INPUT MATERIAL ▸
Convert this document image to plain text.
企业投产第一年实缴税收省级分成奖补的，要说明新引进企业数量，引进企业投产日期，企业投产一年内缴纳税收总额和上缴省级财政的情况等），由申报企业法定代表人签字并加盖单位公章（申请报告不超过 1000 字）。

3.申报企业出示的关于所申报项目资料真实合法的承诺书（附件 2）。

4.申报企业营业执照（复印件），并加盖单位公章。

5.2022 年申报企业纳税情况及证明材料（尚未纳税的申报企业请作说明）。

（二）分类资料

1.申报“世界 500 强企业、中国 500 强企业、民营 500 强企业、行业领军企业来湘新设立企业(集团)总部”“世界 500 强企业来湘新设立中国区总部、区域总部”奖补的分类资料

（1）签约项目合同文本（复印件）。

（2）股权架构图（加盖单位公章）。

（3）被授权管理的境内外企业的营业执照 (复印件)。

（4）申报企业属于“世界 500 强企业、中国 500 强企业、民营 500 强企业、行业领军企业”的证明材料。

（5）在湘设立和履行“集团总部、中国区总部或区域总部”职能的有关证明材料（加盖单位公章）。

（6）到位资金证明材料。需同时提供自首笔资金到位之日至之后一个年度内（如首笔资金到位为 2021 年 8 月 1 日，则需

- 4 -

OBJECTIVE ▸
Copy the records above exactly.

CORRECT RESPONSE ▸
Convert this document image to plain text.
企业投产第一年实缴税收省级分成奖补的，要说明新引进企业数量，引进企业投产日期，企业投产一年内缴纳税收总额和上缴省级财政的情况等），由申报企业法定代表人签字并加盖单位公章（申请报告不超过 1000 字）。

3.申报企业出示的关于所申报项目资料真实合法的承诺书（附件 2）。

4.申报企业营业执照（复印件），并加盖单位公章。

5.2022 年申报企业纳税情况及证明材料（尚未纳税的申报企业请作说明）。

（二）分类资料

1.申报“世界 500 强企业、中国 500 强企业、民营 500 强企业、行业领军企业来湘新设立企业(集团)总部”“世界 500 强企业来湘新设立中国区总部、区域总部”奖补的分类资料

（1）签约项目合同文本（复印件）。

（2）股权架构图（加盖单位公章）。

（3）被授权管理的境内外企业的营业执照 (复印件)。

（4）申报企业属于“世界 500 强企业、中国 500 强企业、民营 500 强企业、行业领军企业”的证明材料。

（5）在湘设立和履行“集团总部、中国区总部或区域总部”职能的有关证明材料（加盖单位公章）。

（6）到位资金证明材料。需同时提供自首笔资金到位之日至之后一个年度内（如首笔资金到位为 2021 年 8 月 1 日，则需

- 4 -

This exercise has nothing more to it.